> _Requirement_:
Output all the data exactly. Pictures do not belong in the copy.

[Collected data entries]

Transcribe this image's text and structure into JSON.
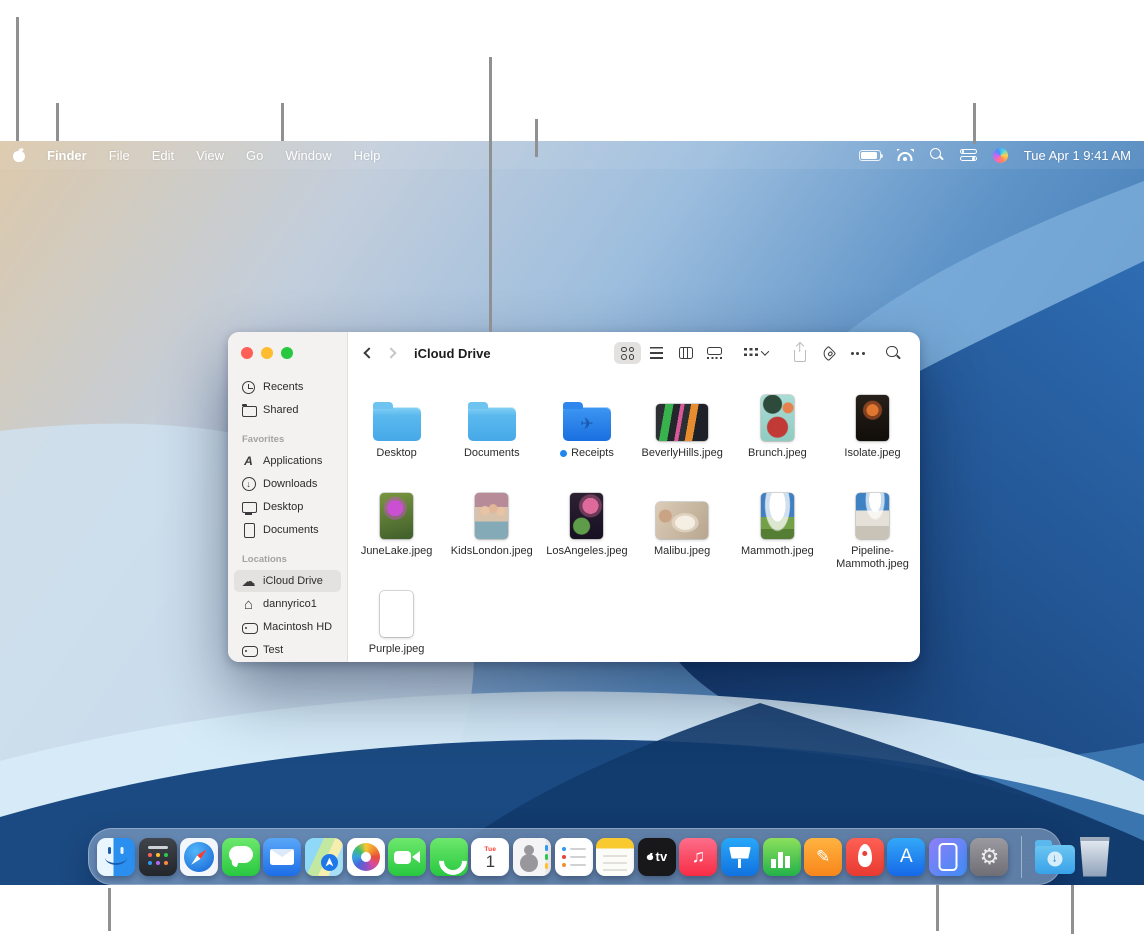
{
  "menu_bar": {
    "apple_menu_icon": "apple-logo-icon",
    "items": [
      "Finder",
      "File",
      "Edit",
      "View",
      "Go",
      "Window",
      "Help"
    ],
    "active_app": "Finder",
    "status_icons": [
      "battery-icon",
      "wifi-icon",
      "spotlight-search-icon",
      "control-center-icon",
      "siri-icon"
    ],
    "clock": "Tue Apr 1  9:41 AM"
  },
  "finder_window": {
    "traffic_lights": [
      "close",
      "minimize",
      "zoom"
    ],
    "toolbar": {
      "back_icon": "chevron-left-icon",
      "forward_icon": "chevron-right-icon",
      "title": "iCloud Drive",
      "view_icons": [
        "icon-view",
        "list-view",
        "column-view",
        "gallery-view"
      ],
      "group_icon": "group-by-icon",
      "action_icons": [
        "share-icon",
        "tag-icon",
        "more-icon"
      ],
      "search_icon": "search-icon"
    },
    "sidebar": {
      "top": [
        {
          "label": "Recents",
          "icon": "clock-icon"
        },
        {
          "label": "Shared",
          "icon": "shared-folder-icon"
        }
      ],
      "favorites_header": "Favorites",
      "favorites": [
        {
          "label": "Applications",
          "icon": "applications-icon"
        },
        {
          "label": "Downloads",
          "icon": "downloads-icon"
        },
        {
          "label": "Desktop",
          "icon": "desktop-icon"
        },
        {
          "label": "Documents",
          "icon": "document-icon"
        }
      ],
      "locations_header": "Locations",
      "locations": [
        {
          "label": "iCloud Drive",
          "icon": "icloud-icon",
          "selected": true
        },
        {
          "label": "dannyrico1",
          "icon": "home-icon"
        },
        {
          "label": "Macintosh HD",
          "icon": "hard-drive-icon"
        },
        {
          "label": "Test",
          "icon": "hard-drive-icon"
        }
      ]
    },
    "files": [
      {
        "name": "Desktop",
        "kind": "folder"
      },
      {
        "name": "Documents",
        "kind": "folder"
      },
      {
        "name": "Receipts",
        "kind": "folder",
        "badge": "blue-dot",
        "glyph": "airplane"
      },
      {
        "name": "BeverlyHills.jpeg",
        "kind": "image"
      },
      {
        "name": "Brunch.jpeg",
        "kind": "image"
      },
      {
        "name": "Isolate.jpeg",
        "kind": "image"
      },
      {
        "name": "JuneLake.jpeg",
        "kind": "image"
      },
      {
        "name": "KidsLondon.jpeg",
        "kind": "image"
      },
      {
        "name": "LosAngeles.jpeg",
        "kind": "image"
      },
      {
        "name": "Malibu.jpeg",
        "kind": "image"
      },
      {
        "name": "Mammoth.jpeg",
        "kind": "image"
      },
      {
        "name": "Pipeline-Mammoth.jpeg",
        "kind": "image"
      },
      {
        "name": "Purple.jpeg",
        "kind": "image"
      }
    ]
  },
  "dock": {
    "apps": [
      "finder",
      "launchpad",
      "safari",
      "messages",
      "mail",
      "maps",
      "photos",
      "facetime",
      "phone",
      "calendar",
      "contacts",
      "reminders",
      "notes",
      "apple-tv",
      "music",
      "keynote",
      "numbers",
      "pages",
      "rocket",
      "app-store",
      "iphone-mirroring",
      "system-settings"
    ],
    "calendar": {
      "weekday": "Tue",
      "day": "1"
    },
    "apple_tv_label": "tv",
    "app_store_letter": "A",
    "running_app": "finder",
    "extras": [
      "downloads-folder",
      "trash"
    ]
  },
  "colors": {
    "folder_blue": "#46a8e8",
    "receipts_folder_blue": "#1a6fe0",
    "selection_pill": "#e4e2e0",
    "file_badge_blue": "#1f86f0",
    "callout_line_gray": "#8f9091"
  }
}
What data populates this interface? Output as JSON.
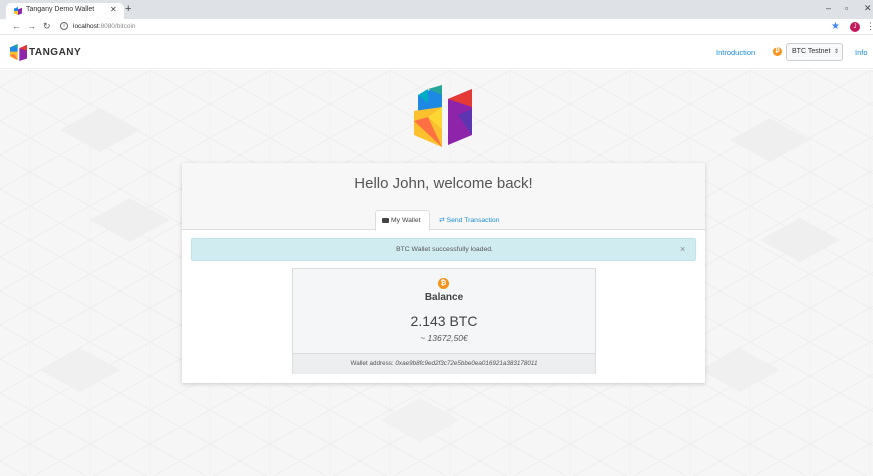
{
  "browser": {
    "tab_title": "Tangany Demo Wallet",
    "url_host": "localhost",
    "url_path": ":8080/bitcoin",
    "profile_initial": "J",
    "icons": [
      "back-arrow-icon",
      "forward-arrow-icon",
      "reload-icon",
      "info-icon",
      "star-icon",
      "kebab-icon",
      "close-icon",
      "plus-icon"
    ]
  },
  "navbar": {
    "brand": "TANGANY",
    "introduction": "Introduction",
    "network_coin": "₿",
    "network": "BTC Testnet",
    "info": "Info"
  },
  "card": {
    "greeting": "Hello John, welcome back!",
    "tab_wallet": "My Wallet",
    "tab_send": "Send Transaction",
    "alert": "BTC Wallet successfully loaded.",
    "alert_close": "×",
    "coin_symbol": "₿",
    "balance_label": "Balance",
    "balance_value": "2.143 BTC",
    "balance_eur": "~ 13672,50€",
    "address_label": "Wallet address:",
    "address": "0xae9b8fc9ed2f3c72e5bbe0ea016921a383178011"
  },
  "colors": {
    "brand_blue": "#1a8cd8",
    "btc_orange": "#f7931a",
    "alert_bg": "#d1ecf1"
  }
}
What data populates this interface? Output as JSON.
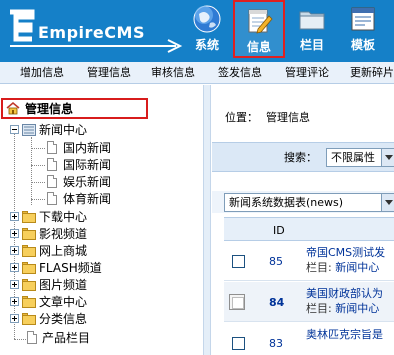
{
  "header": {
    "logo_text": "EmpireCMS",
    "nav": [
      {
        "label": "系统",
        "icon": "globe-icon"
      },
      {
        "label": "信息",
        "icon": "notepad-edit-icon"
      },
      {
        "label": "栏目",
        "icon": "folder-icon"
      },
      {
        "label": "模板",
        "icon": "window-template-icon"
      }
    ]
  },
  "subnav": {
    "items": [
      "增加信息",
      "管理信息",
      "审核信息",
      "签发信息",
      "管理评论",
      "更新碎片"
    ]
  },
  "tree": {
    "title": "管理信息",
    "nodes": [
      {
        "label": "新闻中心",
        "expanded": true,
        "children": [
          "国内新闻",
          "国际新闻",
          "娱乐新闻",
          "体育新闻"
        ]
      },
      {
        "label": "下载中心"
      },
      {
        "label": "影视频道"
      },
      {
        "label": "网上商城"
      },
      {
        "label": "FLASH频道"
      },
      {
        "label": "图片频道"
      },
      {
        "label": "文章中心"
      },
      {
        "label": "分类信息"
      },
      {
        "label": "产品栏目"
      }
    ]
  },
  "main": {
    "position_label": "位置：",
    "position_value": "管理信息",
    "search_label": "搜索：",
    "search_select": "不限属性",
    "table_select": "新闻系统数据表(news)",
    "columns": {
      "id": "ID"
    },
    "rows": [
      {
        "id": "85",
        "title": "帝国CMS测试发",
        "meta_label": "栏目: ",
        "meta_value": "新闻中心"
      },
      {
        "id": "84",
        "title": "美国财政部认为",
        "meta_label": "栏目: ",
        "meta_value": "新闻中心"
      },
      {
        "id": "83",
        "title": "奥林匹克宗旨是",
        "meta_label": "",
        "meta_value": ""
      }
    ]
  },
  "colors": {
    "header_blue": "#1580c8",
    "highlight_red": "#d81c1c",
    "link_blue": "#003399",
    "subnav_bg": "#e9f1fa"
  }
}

> _Exercise response_:
Transcribe this image's text and structure into JSON.
{
  "menu_bar": {
    "apple_menu_icon": "apple-logo-icon",
    "items": [
      "Finder",
      "File",
      "Edit",
      "View",
      "Go",
      "Window",
      "Help"
    ],
    "active_app": "Finder",
    "status_icons": [
      "battery-icon",
      "wifi-icon",
      "spotlight-search-icon",
      "control-center-icon",
      "siri-icon"
    ],
    "clock": "Tue Apr 1  9:41 AM"
  },
  "finder_window": {
    "traffic_lights": [
      "close",
      "minimize",
      "zoom"
    ],
    "toolbar": {
      "back_icon": "chevron-left-icon",
      "forward_icon": "chevron-right-icon",
      "title": "iCloud Drive",
      "view_icons": [
        "icon-view",
        "list-view",
        "column-view",
        "gallery-view"
      ],
      "group_icon": "group-by-icon",
      "action_icons": [
        "share-icon",
        "tag-icon",
        "more-icon"
      ],
      "search_icon": "search-icon"
    },
    "sidebar": {
      "top": [
        {
          "label": "Recents",
          "icon": "clock-icon"
        },
        {
          "label": "Shared",
          "icon": "shared-folder-icon"
        }
      ],
      "favorites_header": "Favorites",
      "favorites": [
        {
          "label": "Applications",
          "icon": "applications-icon"
        },
        {
          "label": "Downloads",
          "icon": "downloads-icon"
        },
        {
          "label": "Desktop",
          "icon": "desktop-icon"
        },
        {
          "label": "Documents",
          "icon": "document-icon"
        }
      ],
      "locations_header": "Locations",
      "locations": [
        {
          "label": "iCloud Drive",
          "icon": "icloud-icon",
          "selected": true
        },
        {
          "label": "dannyrico1",
          "icon": "home-icon"
        },
        {
          "label": "Macintosh HD",
          "icon": "hard-drive-icon"
        },
        {
          "label": "Test",
          "icon": "hard-drive-icon"
        }
      ]
    },
    "files": [
      {
        "name": "Desktop",
        "kind": "folder"
      },
      {
        "name": "Documents",
        "kind": "folder"
      },
      {
        "name": "Receipts",
        "kind": "folder",
        "badge": "blue-dot",
        "glyph": "airplane"
      },
      {
        "name": "BeverlyHills.jpeg",
        "kind": "image"
      },
      {
        "name": "Brunch.jpeg",
        "kind": "image"
      },
      {
        "name": "Isolate.jpeg",
        "kind": "image"
      },
      {
        "name": "JuneLake.jpeg",
        "kind": "image"
      },
      {
        "name": "KidsLondon.jpeg",
        "kind": "image"
      },
      {
        "name": "LosAngeles.jpeg",
        "kind": "image"
      },
      {
        "name": "Malibu.jpeg",
        "kind": "image"
      },
      {
        "name": "Mammoth.jpeg",
        "kind": "image"
      },
      {
        "name": "Pipeline-Mammoth.jpeg",
        "kind": "image"
      },
      {
        "name": "Purple.jpeg",
        "kind": "image"
      }
    ]
  },
  "dock": {
    "apps": [
      "finder",
      "launchpad",
      "safari",
      "messages",
      "mail",
      "maps",
      "photos",
      "facetime",
      "phone",
      "calendar",
      "contacts",
      "reminders",
      "notes",
      "apple-tv",
      "music",
      "keynote",
      "numbers",
      "pages",
      "rocket",
      "app-store",
      "iphone-mirroring",
      "system-settings"
    ],
    "calendar": {
      "weekday": "Tue",
      "day": "1"
    },
    "apple_tv_label": "tv",
    "app_store_letter": "A",
    "running_app": "finder",
    "extras": [
      "downloads-folder",
      "trash"
    ]
  },
  "colors": {
    "folder_blue": "#46a8e8",
    "receipts_folder_blue": "#1a6fe0",
    "selection_pill": "#e4e2e0",
    "file_badge_blue": "#1f86f0",
    "callout_line_gray": "#8f9091"
  }
}
What data populates this interface? Output as JSON.
{
  "browser": {
    "tab_title": "Tangany Demo Wallet",
    "url_host": "localhost",
    "url_path": ":8080/bitcoin",
    "profile_initial": "J",
    "icons": [
      "back-arrow-icon",
      "forward-arrow-icon",
      "reload-icon",
      "info-icon",
      "star-icon",
      "kebab-icon",
      "close-icon",
      "plus-icon"
    ]
  },
  "navbar": {
    "brand": "TANGANY",
    "introduction": "Introduction",
    "network_coin": "₿",
    "network": "BTC Testnet",
    "info": "Info"
  },
  "card": {
    "greeting": "Hello John, welcome back!",
    "tab_wallet": "My Wallet",
    "tab_send": "Send Transaction",
    "alert": "BTC Wallet successfully loaded.",
    "alert_close": "×",
    "coin_symbol": "₿",
    "balance_label": "Balance",
    "balance_value": "2.143 BTC",
    "balance_eur": "~ 13672,50€",
    "address_label": "Wallet address:",
    "address": "0xae9b8fc9ed2f3c72e5bbe0ea016921a383178011"
  },
  "colors": {
    "brand_blue": "#1a8cd8",
    "btc_orange": "#f7931a",
    "alert_bg": "#d1ecf1"
  }
}
What data populates this interface? Output as JSON.
{
  "header": {
    "logo_text": "EmpireCMS",
    "nav": [
      {
        "label": "系统",
        "icon": "globe-icon"
      },
      {
        "label": "信息",
        "icon": "notepad-edit-icon"
      },
      {
        "label": "栏目",
        "icon": "folder-icon"
      },
      {
        "label": "模板",
        "icon": "window-template-icon"
      }
    ]
  },
  "subnav": {
    "items": [
      "增加信息",
      "管理信息",
      "审核信息",
      "签发信息",
      "管理评论",
      "更新碎片"
    ]
  },
  "tree": {
    "title": "管理信息",
    "nodes": [
      {
        "label": "新闻中心",
        "expanded": true,
        "children": [
          "国内新闻",
          "国际新闻",
          "娱乐新闻",
          "体育新闻"
        ]
      },
      {
        "label": "下载中心"
      },
      {
        "label": "影视频道"
      },
      {
        "label": "网上商城"
      },
      {
        "label": "FLASH频道"
      },
      {
        "label": "图片频道"
      },
      {
        "label": "文章中心"
      },
      {
        "label": "分类信息"
      },
      {
        "label": "产品栏目"
      }
    ]
  },
  "main": {
    "position_label": "位置：",
    "position_value": "管理信息",
    "search_label": "搜索：",
    "search_select": "不限属性",
    "table_select": "新闻系统数据表(news)",
    "columns": {
      "id": "ID"
    },
    "rows": [
      {
        "id": "85",
        "title": "帝国CMS测试发",
        "meta_label": "栏目: ",
        "meta_value": "新闻中心"
      },
      {
        "id": "84",
        "title": "美国财政部认为",
        "meta_label": "栏目: ",
        "meta_value": "新闻中心"
      },
      {
        "id": "83",
        "title": "奥林匹克宗旨是",
        "meta_label": "",
        "meta_value": ""
      }
    ]
  },
  "colors": {
    "header_blue": "#1580c8",
    "highlight_red": "#d81c1c",
    "link_blue": "#003399",
    "subnav_bg": "#e9f1fa"
  }
}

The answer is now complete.